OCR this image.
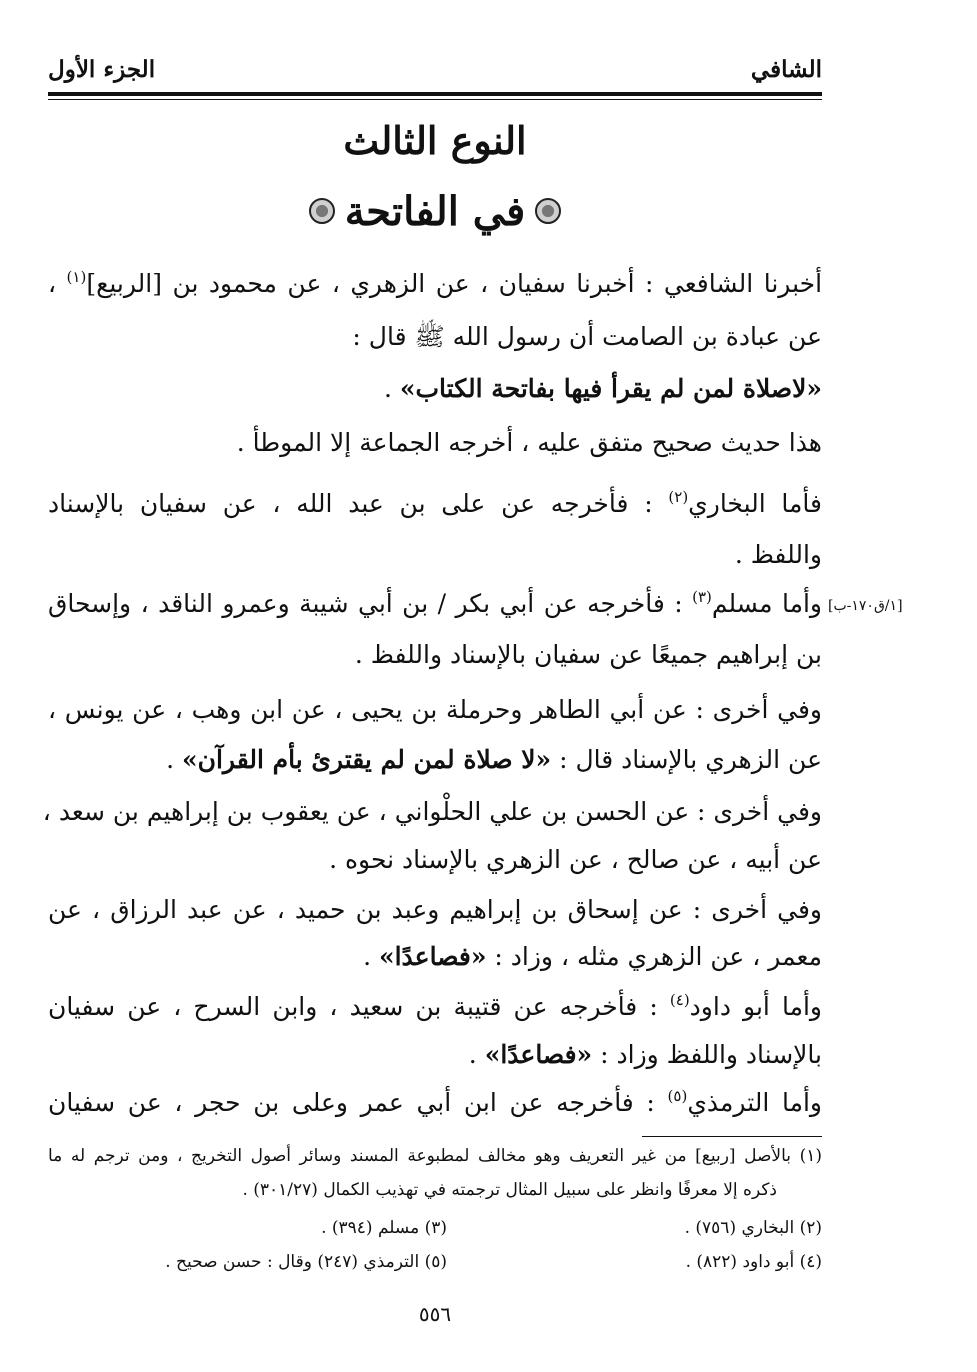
الشافي
الجزء الأول
النوع الثالث
في الفاتحة
أخبرنا الشافعي : أخبرنا سفيان ، عن الزهري ، عن محمود بن [الربيع]$^{(١)}$ ،
عن عبادة بن الصامت أن رسول الله ﷺ قال :
«لاصلاة لمن لم يقرأ فيها بفاتحة الكتاب» .
هذا حديث صحيح متفق عليه ، أخرجه الجماعة إلا الموطأ .
فأما البخاري$^{(٢)}$ : فأخرجه عن على بن عبد الله ، عن سفيان بالإسناد
واللفظ .
وأما مسلم$^{(٣)}$ : فأخرجه عن أبي بكر / بن أبي شيبة وعمرو الناقد ، وإسحاق	[١/ق١٧٠-ب]
بن إبراهيم جميعًا عن سفيان بالإسناد واللفظ .
وفي أخرى : عن أبي الطاهر وحرملة بن يحيى ، عن ابن وهب ، عن يونس ،
عن الزهري بالإسناد قال : «لا صلاة لمن لم يقترئ بأم القرآن» .
وفي أخرى : عن الحسن بن علي الحلْواني ، عن يعقوب بن إبراهيم بن سعد ،
عن أبيه ، عن صالح ، عن الزهري بالإسناد نحوه .
وفي أخرى : عن إسحاق بن إبراهيم وعبد بن حميد ، عن عبد الرزاق ، عن
معمر ، عن الزهري مثله ، وزاد : «فصاعدًا» .
وأما أبو داود$^{(٤)}$ : فأخرجه عن قتيبة بن سعيد ، وابن السرح ، عن سفيان
بالإسناد واللفظ وزاد : «فصاعدًا» .
وأما الترمذي$^{(٥)}$ : فأخرجه عن ابن أبي عمر وعلى بن حجر ، عن سفيان
(١) بالأصل [ربيع] من غير التعريف وهو مخالف لمطبوعة المسند وسائر أصول التخريج ، ومن ترجم له ما
ذكره إلا معرفًا وانظر على سبيل المثال ترجمته في تهذيب الكمال (٣٠١/٢٧) .
(٢) البخاري (٧٥٦) .
(٣) مسلم (٣٩٤) .
(٤) أبو داود (٨٢٢) .
(٥) الترمذي (٢٤٧) وقال : حسن صحيح .
٥٥٦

● REQUIREMENT:
Every line above should be returned exactly; the pictures stay out.

● FINISHED EXERCISE:
OCR this image.
الشافي
الجزء الأول
النوع الثالث
في الفاتحة
أخبرنا الشافعي : أخبرنا سفيان ، عن الزهري ، عن محمود بن [الربيع]$^{(١)}$ ،
عن عبادة بن الصامت أن رسول الله ﷺ قال :
«لاصلاة لمن لم يقرأ فيها بفاتحة الكتاب» .
هذا حديث صحيح متفق عليه ، أخرجه الجماعة إلا الموطأ .
فأما البخاري$^{(٢)}$ : فأخرجه عن على بن عبد الله ، عن سفيان بالإسناد
واللفظ .
وأما مسلم$^{(٣)}$ : فأخرجه عن أبي بكر / بن أبي شيبة وعمرو الناقد ، وإسحاق	[١/ق١٧٠-ب]
بن إبراهيم جميعًا عن سفيان بالإسناد واللفظ .
وفي أخرى : عن أبي الطاهر وحرملة بن يحيى ، عن ابن وهب ، عن يونس ،
عن الزهري بالإسناد قال : «لا صلاة لمن لم يقترئ بأم القرآن» .
وفي أخرى : عن الحسن بن علي الحلْواني ، عن يعقوب بن إبراهيم بن سعد ،
عن أبيه ، عن صالح ، عن الزهري بالإسناد نحوه .
وفي أخرى : عن إسحاق بن إبراهيم وعبد بن حميد ، عن عبد الرزاق ، عن
معمر ، عن الزهري مثله ، وزاد : «فصاعدًا» .
وأما أبو داود$^{(٤)}$ : فأخرجه عن قتيبة بن سعيد ، وابن السرح ، عن سفيان
بالإسناد واللفظ وزاد : «فصاعدًا» .
وأما الترمذي$^{(٥)}$ : فأخرجه عن ابن أبي عمر وعلى بن حجر ، عن سفيان
(١) بالأصل [ربيع] من غير التعريف وهو مخالف لمطبوعة المسند وسائر أصول التخريج ، ومن ترجم له ما
ذكره إلا معرفًا وانظر على سبيل المثال ترجمته في تهذيب الكمال (٣٠١/٢٧) .
(٢) البخاري (٧٥٦) .
(٣) مسلم (٣٩٤) .
(٤) أبو داود (٨٢٢) .
(٥) الترمذي (٢٤٧) وقال : حسن صحيح .
٥٥٦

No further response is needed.